Data excerpts:

━━━━━━

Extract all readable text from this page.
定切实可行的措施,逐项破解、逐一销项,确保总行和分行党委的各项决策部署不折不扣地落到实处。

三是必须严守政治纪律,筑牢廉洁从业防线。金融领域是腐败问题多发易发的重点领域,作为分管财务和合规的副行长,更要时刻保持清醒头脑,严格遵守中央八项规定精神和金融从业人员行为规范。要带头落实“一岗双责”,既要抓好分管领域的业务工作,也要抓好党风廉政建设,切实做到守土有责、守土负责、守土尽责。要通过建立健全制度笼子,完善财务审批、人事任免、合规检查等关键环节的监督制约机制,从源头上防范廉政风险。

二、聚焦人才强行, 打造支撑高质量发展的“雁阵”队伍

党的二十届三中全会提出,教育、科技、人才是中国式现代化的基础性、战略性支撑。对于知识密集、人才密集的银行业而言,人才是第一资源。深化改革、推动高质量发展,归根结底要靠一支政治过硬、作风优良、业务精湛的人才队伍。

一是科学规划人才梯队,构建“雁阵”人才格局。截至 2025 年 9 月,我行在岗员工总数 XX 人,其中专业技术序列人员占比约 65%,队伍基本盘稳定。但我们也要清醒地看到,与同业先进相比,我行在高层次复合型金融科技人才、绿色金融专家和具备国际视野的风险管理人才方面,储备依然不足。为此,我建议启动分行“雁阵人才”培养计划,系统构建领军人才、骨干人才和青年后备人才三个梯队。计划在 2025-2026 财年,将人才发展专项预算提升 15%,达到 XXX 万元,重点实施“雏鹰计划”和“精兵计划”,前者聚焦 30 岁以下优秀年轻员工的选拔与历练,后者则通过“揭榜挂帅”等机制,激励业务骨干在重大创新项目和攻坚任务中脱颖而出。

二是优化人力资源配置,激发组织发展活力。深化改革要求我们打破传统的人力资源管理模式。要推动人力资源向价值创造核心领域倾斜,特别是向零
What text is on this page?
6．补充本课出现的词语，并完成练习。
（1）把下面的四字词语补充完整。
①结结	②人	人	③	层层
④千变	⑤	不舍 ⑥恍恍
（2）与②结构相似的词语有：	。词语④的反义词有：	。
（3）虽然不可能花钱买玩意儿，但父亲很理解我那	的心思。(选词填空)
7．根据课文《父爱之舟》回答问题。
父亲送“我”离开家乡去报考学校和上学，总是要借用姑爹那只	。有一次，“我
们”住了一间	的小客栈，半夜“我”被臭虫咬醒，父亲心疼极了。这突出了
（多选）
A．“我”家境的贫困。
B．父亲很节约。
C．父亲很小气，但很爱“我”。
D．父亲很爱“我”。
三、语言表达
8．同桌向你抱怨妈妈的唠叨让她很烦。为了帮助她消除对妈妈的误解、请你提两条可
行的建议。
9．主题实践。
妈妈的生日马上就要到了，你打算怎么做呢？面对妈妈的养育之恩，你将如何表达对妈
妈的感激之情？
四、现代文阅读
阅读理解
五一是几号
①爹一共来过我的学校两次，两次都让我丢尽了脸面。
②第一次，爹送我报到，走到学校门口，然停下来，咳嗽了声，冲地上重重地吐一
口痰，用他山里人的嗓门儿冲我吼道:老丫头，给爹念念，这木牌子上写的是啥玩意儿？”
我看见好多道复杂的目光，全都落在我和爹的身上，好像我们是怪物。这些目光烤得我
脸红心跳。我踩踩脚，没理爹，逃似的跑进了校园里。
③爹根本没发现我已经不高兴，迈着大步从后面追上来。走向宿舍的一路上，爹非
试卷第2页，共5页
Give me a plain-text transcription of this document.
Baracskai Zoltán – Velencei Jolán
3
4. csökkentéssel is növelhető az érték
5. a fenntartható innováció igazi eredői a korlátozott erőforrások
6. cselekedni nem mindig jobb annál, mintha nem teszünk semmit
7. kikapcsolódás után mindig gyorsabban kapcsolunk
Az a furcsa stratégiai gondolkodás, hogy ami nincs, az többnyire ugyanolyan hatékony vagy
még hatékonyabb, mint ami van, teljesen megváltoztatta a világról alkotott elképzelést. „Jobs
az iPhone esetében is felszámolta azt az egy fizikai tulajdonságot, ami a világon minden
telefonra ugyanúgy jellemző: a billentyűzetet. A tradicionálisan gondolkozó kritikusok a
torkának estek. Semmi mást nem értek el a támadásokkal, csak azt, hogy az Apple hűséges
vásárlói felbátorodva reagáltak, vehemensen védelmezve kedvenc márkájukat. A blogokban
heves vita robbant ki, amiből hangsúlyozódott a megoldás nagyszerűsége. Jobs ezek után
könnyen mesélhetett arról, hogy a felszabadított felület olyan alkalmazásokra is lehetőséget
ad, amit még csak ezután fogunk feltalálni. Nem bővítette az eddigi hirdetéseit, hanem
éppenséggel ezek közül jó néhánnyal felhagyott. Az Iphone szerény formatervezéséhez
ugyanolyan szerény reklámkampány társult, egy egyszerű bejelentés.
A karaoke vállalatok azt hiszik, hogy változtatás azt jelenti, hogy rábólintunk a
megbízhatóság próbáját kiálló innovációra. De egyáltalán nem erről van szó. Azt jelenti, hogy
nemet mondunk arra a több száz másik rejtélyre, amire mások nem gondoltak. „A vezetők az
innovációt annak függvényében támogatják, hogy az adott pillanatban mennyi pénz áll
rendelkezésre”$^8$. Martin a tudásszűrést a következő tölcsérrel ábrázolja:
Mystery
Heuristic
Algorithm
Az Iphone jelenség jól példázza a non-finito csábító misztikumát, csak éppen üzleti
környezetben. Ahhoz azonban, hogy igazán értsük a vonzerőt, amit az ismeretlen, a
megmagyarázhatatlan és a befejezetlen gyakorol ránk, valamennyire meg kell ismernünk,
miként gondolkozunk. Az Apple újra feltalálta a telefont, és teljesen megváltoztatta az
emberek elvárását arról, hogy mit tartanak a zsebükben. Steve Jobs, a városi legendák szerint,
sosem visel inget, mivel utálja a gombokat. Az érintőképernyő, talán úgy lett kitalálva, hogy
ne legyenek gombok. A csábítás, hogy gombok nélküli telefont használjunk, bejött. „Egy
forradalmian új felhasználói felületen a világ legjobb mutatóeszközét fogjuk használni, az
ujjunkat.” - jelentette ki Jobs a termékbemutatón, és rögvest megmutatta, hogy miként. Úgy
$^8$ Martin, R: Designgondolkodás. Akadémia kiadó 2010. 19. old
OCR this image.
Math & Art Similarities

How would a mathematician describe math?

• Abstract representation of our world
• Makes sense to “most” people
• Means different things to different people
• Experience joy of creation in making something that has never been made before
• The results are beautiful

━━━━━━

# Task details
Repeat each record exactly, leaving nothing out.

# Task output
Extract all readable text from this page.
定切实可行的措施,逐项破解、逐一销项,确保总行和分行党委的各项决策部署不折不扣地落到实处。

三是必须严守政治纪律,筑牢廉洁从业防线。金融领域是腐败问题多发易发的重点领域,作为分管财务和合规的副行长,更要时刻保持清醒头脑,严格遵守中央八项规定精神和金融从业人员行为规范。要带头落实“一岗双责”,既要抓好分管领域的业务工作,也要抓好党风廉政建设,切实做到守土有责、守土负责、守土尽责。要通过建立健全制度笼子,完善财务审批、人事任免、合规检查等关键环节的监督制约机制,从源头上防范廉政风险。

二、聚焦人才强行, 打造支撑高质量发展的“雁阵”队伍

党的二十届三中全会提出,教育、科技、人才是中国式现代化的基础性、战略性支撑。对于知识密集、人才密集的银行业而言,人才是第一资源。深化改革、推动高质量发展,归根结底要靠一支政治过硬、作风优良、业务精湛的人才队伍。

一是科学规划人才梯队,构建“雁阵”人才格局。截至 2025 年 9 月,我行在岗员工总数 XX 人,其中专业技术序列人员占比约 65%,队伍基本盘稳定。但我们也要清醒地看到,与同业先进相比,我行在高层次复合型金融科技人才、绿色金融专家和具备国际视野的风险管理人才方面,储备依然不足。为此,我建议启动分行“雁阵人才”培养计划,系统构建领军人才、骨干人才和青年后备人才三个梯队。计划在 2025-2026 财年,将人才发展专项预算提升 15%,达到 XXX 万元,重点实施“雏鹰计划”和“精兵计划”,前者聚焦 30 岁以下优秀年轻员工的选拔与历练,后者则通过“揭榜挂帅”等机制,激励业务骨干在重大创新项目和攻坚任务中脱颖而出。

二是优化人力资源配置,激发组织发展活力。深化改革要求我们打破传统的人力资源管理模式。要推动人力资源向价值创造核心领域倾斜,特别是向零
What text is on this page?
6．补充本课出现的词语，并完成练习。
（1）把下面的四字词语补充完整。
①结结	②人	人	③	层层
④千变	⑤	不舍 ⑥恍恍
（2）与②结构相似的词语有：	。词语④的反义词有：	。
（3）虽然不可能花钱买玩意儿，但父亲很理解我那	的心思。(选词填空)
7．根据课文《父爱之舟》回答问题。
父亲送“我”离开家乡去报考学校和上学，总是要借用姑爹那只	。有一次，“我
们”住了一间	的小客栈，半夜“我”被臭虫咬醒，父亲心疼极了。这突出了
（多选）
A．“我”家境的贫困。
B．父亲很节约。
C．父亲很小气，但很爱“我”。
D．父亲很爱“我”。
三、语言表达
8．同桌向你抱怨妈妈的唠叨让她很烦。为了帮助她消除对妈妈的误解、请你提两条可
行的建议。
9．主题实践。
妈妈的生日马上就要到了，你打算怎么做呢？面对妈妈的养育之恩，你将如何表达对妈
妈的感激之情？
四、现代文阅读
阅读理解
五一是几号
①爹一共来过我的学校两次，两次都让我丢尽了脸面。
②第一次，爹送我报到，走到学校门口，然停下来，咳嗽了声，冲地上重重地吐一
口痰，用他山里人的嗓门儿冲我吼道:老丫头，给爹念念，这木牌子上写的是啥玩意儿？”
我看见好多道复杂的目光，全都落在我和爹的身上，好像我们是怪物。这些目光烤得我
脸红心跳。我踩踩脚，没理爹，逃似的跑进了校园里。
③爹根本没发现我已经不高兴，迈着大步从后面追上来。走向宿舍的一路上，爹非
试卷第2页，共5页
Give me a plain-text transcription of this document.
Baracskai Zoltán – Velencei Jolán
3
4. csökkentéssel is növelhető az érték
5. a fenntartható innováció igazi eredői a korlátozott erőforrások
6. cselekedni nem mindig jobb annál, mintha nem teszünk semmit
7. kikapcsolódás után mindig gyorsabban kapcsolunk
Az a furcsa stratégiai gondolkodás, hogy ami nincs, az többnyire ugyanolyan hatékony vagy
még hatékonyabb, mint ami van, teljesen megváltoztatta a világról alkotott elképzelést. „Jobs
az iPhone esetében is felszámolta azt az egy fizikai tulajdonságot, ami a világon minden
telefonra ugyanúgy jellemző: a billentyűzetet. A tradicionálisan gondolkozó kritikusok a
torkának estek. Semmi mást nem értek el a támadásokkal, csak azt, hogy az Apple hűséges
vásárlói felbátorodva reagáltak, vehemensen védelmezve kedvenc márkájukat. A blogokban
heves vita robbant ki, amiből hangsúlyozódott a megoldás nagyszerűsége. Jobs ezek után
könnyen mesélhetett arról, hogy a felszabadított felület olyan alkalmazásokra is lehetőséget
ad, amit még csak ezután fogunk feltalálni. Nem bővítette az eddigi hirdetéseit, hanem
éppenséggel ezek közül jó néhánnyal felhagyott. Az Iphone szerény formatervezéséhez
ugyanolyan szerény reklámkampány társult, egy egyszerű bejelentés.
A karaoke vállalatok azt hiszik, hogy változtatás azt jelenti, hogy rábólintunk a
megbízhatóság próbáját kiálló innovációra. De egyáltalán nem erről van szó. Azt jelenti, hogy
nemet mondunk arra a több száz másik rejtélyre, amire mások nem gondoltak. „A vezetők az
innovációt annak függvényében támogatják, hogy az adott pillanatban mennyi pénz áll
rendelkezésre”$^8$. Martin a tudásszűrést a következő tölcsérrel ábrázolja:
Mystery
Heuristic
Algorithm
Az Iphone jelenség jól példázza a non-finito csábító misztikumát, csak éppen üzleti
környezetben. Ahhoz azonban, hogy igazán értsük a vonzerőt, amit az ismeretlen, a
megmagyarázhatatlan és a befejezetlen gyakorol ránk, valamennyire meg kell ismernünk,
miként gondolkozunk. Az Apple újra feltalálta a telefont, és teljesen megváltoztatta az
emberek elvárását arról, hogy mit tartanak a zsebükben. Steve Jobs, a városi legendák szerint,
sosem visel inget, mivel utálja a gombokat. Az érintőképernyő, talán úgy lett kitalálva, hogy
ne legyenek gombok. A csábítás, hogy gombok nélküli telefont használjunk, bejött. „Egy
forradalmian új felhasználói felületen a világ legjobb mutatóeszközét fogjuk használni, az
ujjunkat.” - jelentette ki Jobs a termékbemutatón, és rögvest megmutatta, hogy miként. Úgy
$^8$ Martin, R: Designgondolkodás. Akadémia kiadó 2010. 19. old
OCR this image.
Math & Art Similarities

How would a mathematician describe math?

• Abstract representation of our world
• Makes sense to “most” people
• Means different things to different people
• Experience joy of creation in making something that has never been made before
• The results are beautiful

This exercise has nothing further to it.